▸ WHAT THE TASK REQUIRES
Reproduce the listing word for word, leaving every picture behind.

[Dataset excerpts]
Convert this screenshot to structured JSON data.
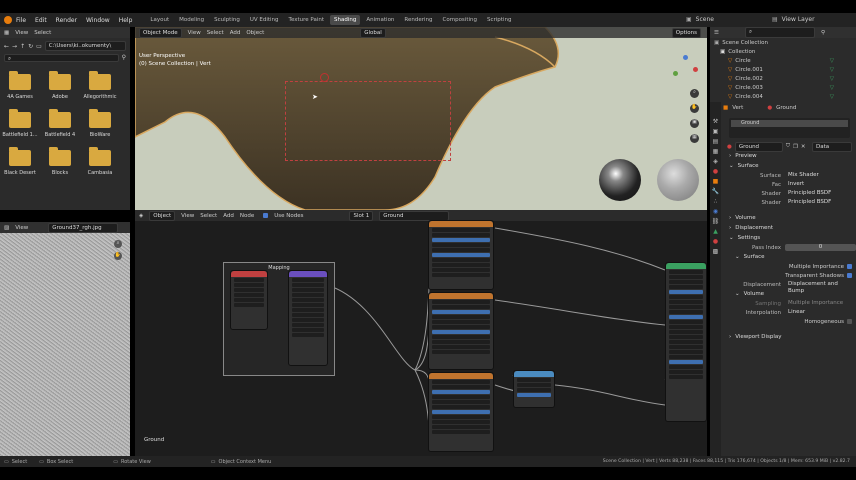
{
  "menu": [
    "File",
    "Edit",
    "Render",
    "Window",
    "Help"
  ],
  "workspaces": [
    "Layout",
    "Modeling",
    "Sculpting",
    "UV Editing",
    "Texture Paint",
    "Shading",
    "Animation",
    "Rendering",
    "Compositing",
    "Scripting"
  ],
  "active_workspace": "Shading",
  "scene": {
    "label": "Scene",
    "view_layer": "View Layer"
  },
  "file_browser": {
    "header": [
      "View",
      "Select"
    ],
    "path": "C:\\Users\\ki..okumenty\\",
    "folders": [
      "4A Games",
      "Adobe",
      "Allegorithmic",
      "Battlefield 1...",
      "Battlefield 4",
      "BioWare",
      "Black Desert",
      "Blocks",
      "Cambasia"
    ]
  },
  "image_editor": {
    "header": [
      "View"
    ],
    "image_name": "Ground37_rgh.jpg"
  },
  "viewport": {
    "header": [
      "Object Mode",
      "View",
      "Select",
      "Add",
      "Object"
    ],
    "transform": "Global",
    "options": "Options",
    "overlay_line1": "User Perspective",
    "overlay_line2": "(0) Scene Collection | Vert"
  },
  "node_editor": {
    "header": [
      "Object",
      "View",
      "Select",
      "Add",
      "Node"
    ],
    "use_nodes": "Use Nodes",
    "slot": "Slot 1",
    "material": "Ground",
    "mapping_frame": "Mapping",
    "footer_label": "Ground"
  },
  "outliner": {
    "root": "Scene Collection",
    "items": [
      "Collection",
      "Circle",
      "Circle.001",
      "Circle.002",
      "Circle.003",
      "Circle.004"
    ]
  },
  "properties": {
    "object": "Vert",
    "material_slot": "Ground",
    "material_name": "Ground",
    "data": "Data",
    "sections": [
      "Preview",
      "Surface",
      "Volume",
      "Displacement",
      "Settings",
      "Viewport Display"
    ],
    "surface": [
      {
        "label": "Surface",
        "value": "Mix Shader"
      },
      {
        "label": "Fac",
        "value": "Invert"
      },
      {
        "label": "Shader",
        "value": "Principled BSDF"
      },
      {
        "label": "Shader",
        "value": "Principled BSDF"
      }
    ],
    "pass_index": {
      "label": "Pass Index",
      "value": "0"
    },
    "settings_surface": "Surface",
    "multiple_importance": "Multiple Importance",
    "transparent_shadows": "Transparent Shadows",
    "displacement": {
      "label": "Displacement",
      "value": "Displacement and Bump"
    },
    "volume_label": "Volume",
    "sampling": {
      "label": "Sampling",
      "value": "Multiple Importance"
    },
    "interpolation": {
      "label": "Interpolation",
      "value": "Linear"
    },
    "homogeneous": "Homogeneous"
  },
  "status": {
    "left": [
      "Select",
      "Box Select",
      "Rotate View",
      "Object Context Menu"
    ],
    "right": "Scene Collection | Vert | Verts 88,238 | Faces 88,115 | Tris 176,674 | Objects 1/8 | Mem: 653.9 MiB | v2.82.7"
  },
  "colors": {
    "accent": "#e87d0d",
    "blue": "#4a7bd1",
    "bg": "#2b2b2b"
  }
}
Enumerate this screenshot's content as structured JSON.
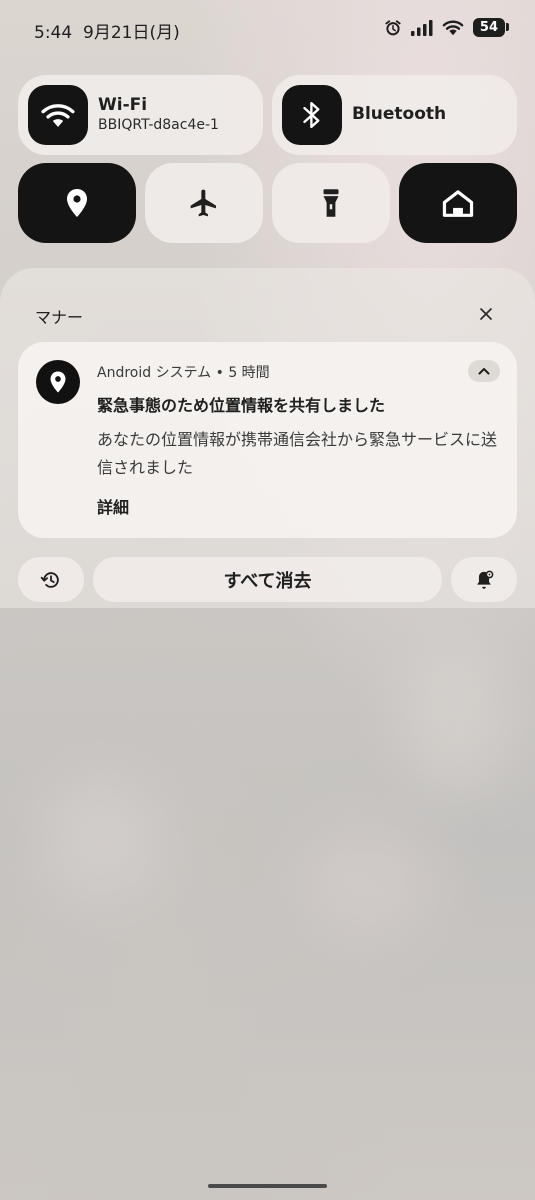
{
  "status_bar": {
    "time": "5:44",
    "date": "9月21日(月)",
    "battery": "54",
    "icons": [
      "alarm-icon",
      "signal-icon",
      "wifi-icon",
      "battery-icon"
    ]
  },
  "quick_settings": {
    "wifi": {
      "title": "Wi-Fi",
      "subtitle": "BBIQRT-d8ac4e-1",
      "icon": "wifi-icon"
    },
    "bluetooth": {
      "title": "Bluetooth",
      "icon": "bluetooth-icon"
    },
    "round_tiles": [
      {
        "name": "location",
        "icon": "location-pin-icon",
        "active": true
      },
      {
        "name": "airplane",
        "icon": "airplane-icon",
        "active": false
      },
      {
        "name": "flashlight",
        "icon": "flashlight-icon",
        "active": false
      },
      {
        "name": "home",
        "icon": "home-icon",
        "active": true
      }
    ]
  },
  "notifications": {
    "section_label": "マナー",
    "close_icon": "close-icon",
    "items": [
      {
        "app_meta": "Android システム • 5 時間",
        "title": "緊急事態のため位置情報を共有しました",
        "body": "あなたの位置情報が携帯通信会社から緊急サービスに送信されました",
        "action": "詳細",
        "icon": "location-pin-icon"
      }
    ],
    "clear_all": "すべて消去",
    "history_icon": "history-icon",
    "settings_icon": "notification-settings-icon"
  },
  "colors": {
    "tile_active": "#141414",
    "tile_inactive": "#f0ece9",
    "text": "#1f1f1f"
  }
}
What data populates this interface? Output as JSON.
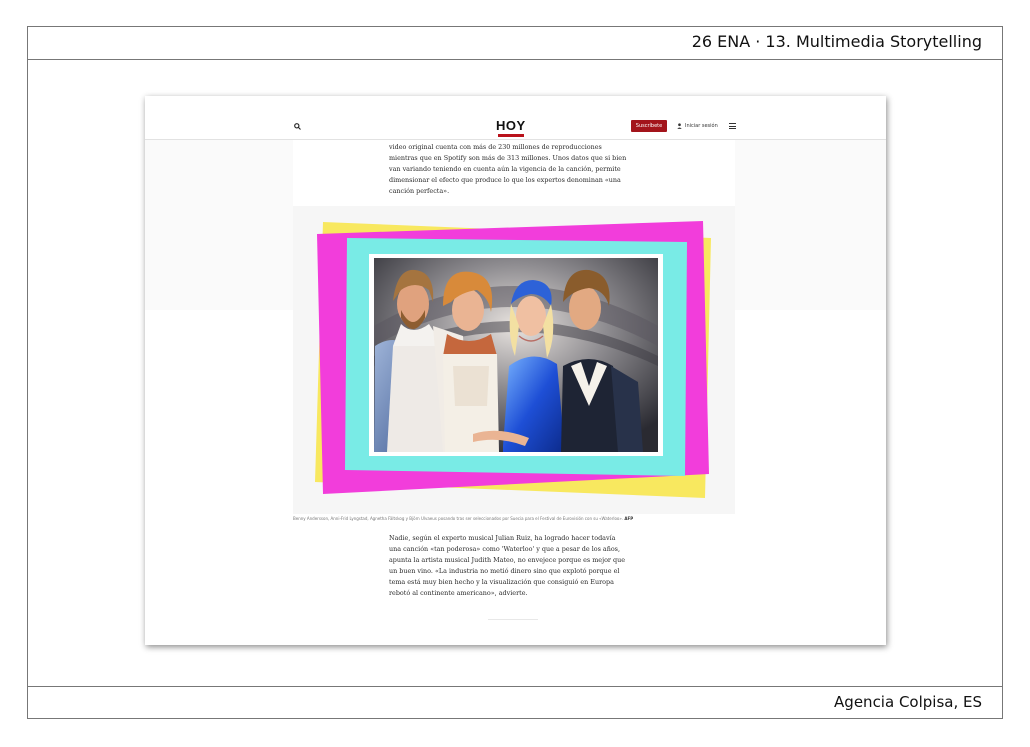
{
  "slide": {
    "title": "26 ENA · 13. Multimedia Storytelling",
    "credit": "Agencia Colpisa, ES"
  },
  "site": {
    "logo": "HOY",
    "subscribe_label": "Suscríbete",
    "login_label": "Iniciar sesión",
    "icons": [
      "search-icon",
      "user-icon",
      "menu-icon"
    ]
  },
  "article": {
    "top_lines": [
      "video original cuenta con más de 230 millones de reproducciones",
      "mientras que en Spotify son más de 313 millones. Unos datos que si bien",
      "van variando teniendo en cuenta aún la vigencia de la canción, permite",
      "dimensionar el efecto que produce lo que los expertos denominan «una",
      "canción perfecta»."
    ],
    "caption": "Benny Andersson, Anni-Frid Lyngstad, Agnetha Fältskog y Björn Ulvaeus posando tras ser seleccionados por Suecia para el Festival de Eurovisión con su «Waterloo».",
    "caption_source": "AFP",
    "bottom_lines": [
      "Nadie, según el experto musical Julian Ruiz, ha logrado hacer todavía",
      "una canción «tan poderosa» como 'Waterloo' y que a pesar de los años,",
      "apunta la artista musical Judith Mateo, no envejece porque es mejor que",
      "un buen vino. «La industria no metió dinero sino que explotó porque el",
      "tema está muy bien hecho y la visualización que consiguió en Europa",
      "rebotó al continente americano», advierte."
    ]
  },
  "colors": {
    "brand_red": "#a3141b",
    "frame_yellow": "#f8e85f",
    "frame_magenta": "#f23ddb",
    "frame_cyan": "#79ebe6"
  }
}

▸ RESULT FOR THIS EXERCISE
Convert this screenshot to structured JSON data.
{
  "menu": [
    "File",
    "Edit",
    "Render",
    "Window",
    "Help"
  ],
  "workspaces": [
    "Layout",
    "Modeling",
    "Sculpting",
    "UV Editing",
    "Texture Paint",
    "Shading",
    "Animation",
    "Rendering",
    "Compositing",
    "Scripting"
  ],
  "active_workspace": "Shading",
  "scene": {
    "label": "Scene",
    "view_layer": "View Layer"
  },
  "file_browser": {
    "header": [
      "View",
      "Select"
    ],
    "path": "C:\\Users\\ki..okumenty\\",
    "folders": [
      "4A Games",
      "Adobe",
      "Allegorithmic",
      "Battlefield 1...",
      "Battlefield 4",
      "BioWare",
      "Black Desert",
      "Blocks",
      "Cambasia"
    ]
  },
  "image_editor": {
    "header": [
      "View"
    ],
    "image_name": "Ground37_rgh.jpg"
  },
  "viewport": {
    "header": [
      "Object Mode",
      "View",
      "Select",
      "Add",
      "Object"
    ],
    "transform": "Global",
    "options": "Options",
    "overlay_line1": "User Perspective",
    "overlay_line2": "(0) Scene Collection | Vert"
  },
  "node_editor": {
    "header": [
      "Object",
      "View",
      "Select",
      "Add",
      "Node"
    ],
    "use_nodes": "Use Nodes",
    "slot": "Slot 1",
    "material": "Ground",
    "mapping_frame": "Mapping",
    "footer_label": "Ground"
  },
  "outliner": {
    "root": "Scene Collection",
    "items": [
      "Collection",
      "Circle",
      "Circle.001",
      "Circle.002",
      "Circle.003",
      "Circle.004"
    ]
  },
  "properties": {
    "object": "Vert",
    "material_slot": "Ground",
    "material_name": "Ground",
    "data": "Data",
    "sections": [
      "Preview",
      "Surface",
      "Volume",
      "Displacement",
      "Settings",
      "Viewport Display"
    ],
    "surface": [
      {
        "label": "Surface",
        "value": "Mix Shader"
      },
      {
        "label": "Fac",
        "value": "Invert"
      },
      {
        "label": "Shader",
        "value": "Principled BSDF"
      },
      {
        "label": "Shader",
        "value": "Principled BSDF"
      }
    ],
    "pass_index": {
      "label": "Pass Index",
      "value": "0"
    },
    "settings_surface": "Surface",
    "multiple_importance": "Multiple Importance",
    "transparent_shadows": "Transparent Shadows",
    "displacement": {
      "label": "Displacement",
      "value": "Displacement and Bump"
    },
    "volume_label": "Volume",
    "sampling": {
      "label": "Sampling",
      "value": "Multiple Importance"
    },
    "interpolation": {
      "label": "Interpolation",
      "value": "Linear"
    },
    "homogeneous": "Homogeneous"
  },
  "status": {
    "left": [
      "Select",
      "Box Select",
      "Rotate View",
      "Object Context Menu"
    ],
    "right": "Scene Collection | Vert | Verts 88,238 | Faces 88,115 | Tris 176,674 | Objects 1/8 | Mem: 653.9 MiB | v2.82.7"
  },
  "colors": {
    "accent": "#e87d0d",
    "blue": "#4a7bd1",
    "bg": "#2b2b2b"
  }
}
Enumerate this screenshot's content as structured JSON.
{
  "status_bar": {
    "time": "5:44",
    "date": "9月21日(月)",
    "battery": "54",
    "icons": [
      "alarm-icon",
      "signal-icon",
      "wifi-icon",
      "battery-icon"
    ]
  },
  "quick_settings": {
    "wifi": {
      "title": "Wi-Fi",
      "subtitle": "BBIQRT-d8ac4e-1",
      "icon": "wifi-icon"
    },
    "bluetooth": {
      "title": "Bluetooth",
      "icon": "bluetooth-icon"
    },
    "round_tiles": [
      {
        "name": "location",
        "icon": "location-pin-icon",
        "active": true
      },
      {
        "name": "airplane",
        "icon": "airplane-icon",
        "active": false
      },
      {
        "name": "flashlight",
        "icon": "flashlight-icon",
        "active": false
      },
      {
        "name": "home",
        "icon": "home-icon",
        "active": true
      }
    ]
  },
  "notifications": {
    "section_label": "マナー",
    "close_icon": "close-icon",
    "items": [
      {
        "app_meta": "Android システム • 5 時間",
        "title": "緊急事態のため位置情報を共有しました",
        "body": "あなたの位置情報が携帯通信会社から緊急サービスに送信されました",
        "action": "詳細",
        "icon": "location-pin-icon"
      }
    ],
    "clear_all": "すべて消去",
    "history_icon": "history-icon",
    "settings_icon": "notification-settings-icon"
  },
  "colors": {
    "tile_active": "#141414",
    "tile_inactive": "#f0ece9",
    "text": "#1f1f1f"
  }
}
What data populates this interface? Output as JSON.
{
  "slide": {
    "title": "26 ENA · 13. Multimedia Storytelling",
    "credit": "Agencia Colpisa, ES"
  },
  "site": {
    "logo": "HOY",
    "subscribe_label": "Suscríbete",
    "login_label": "Iniciar sesión",
    "icons": [
      "search-icon",
      "user-icon",
      "menu-icon"
    ]
  },
  "article": {
    "top_lines": [
      "video original cuenta con más de 230 millones de reproducciones",
      "mientras que en Spotify son más de 313 millones. Unos datos que si bien",
      "van variando teniendo en cuenta aún la vigencia de la canción, permite",
      "dimensionar el efecto que produce lo que los expertos denominan «una",
      "canción perfecta»."
    ],
    "caption": "Benny Andersson, Anni-Frid Lyngstad, Agnetha Fältskog y Björn Ulvaeus posando tras ser seleccionados por Suecia para el Festival de Eurovisión con su «Waterloo».",
    "caption_source": "AFP",
    "bottom_lines": [
      "Nadie, según el experto musical Julian Ruiz, ha logrado hacer todavía",
      "una canción «tan poderosa» como 'Waterloo' y que a pesar de los años,",
      "apunta la artista musical Judith Mateo, no envejece porque es mejor que",
      "un buen vino. «La industria no metió dinero sino que explotó porque el",
      "tema está muy bien hecho y la visualización que consiguió en Europa",
      "rebotó al continente americano», advierte."
    ]
  },
  "colors": {
    "brand_red": "#a3141b",
    "frame_yellow": "#f8e85f",
    "frame_magenta": "#f23ddb",
    "frame_cyan": "#79ebe6"
  }
}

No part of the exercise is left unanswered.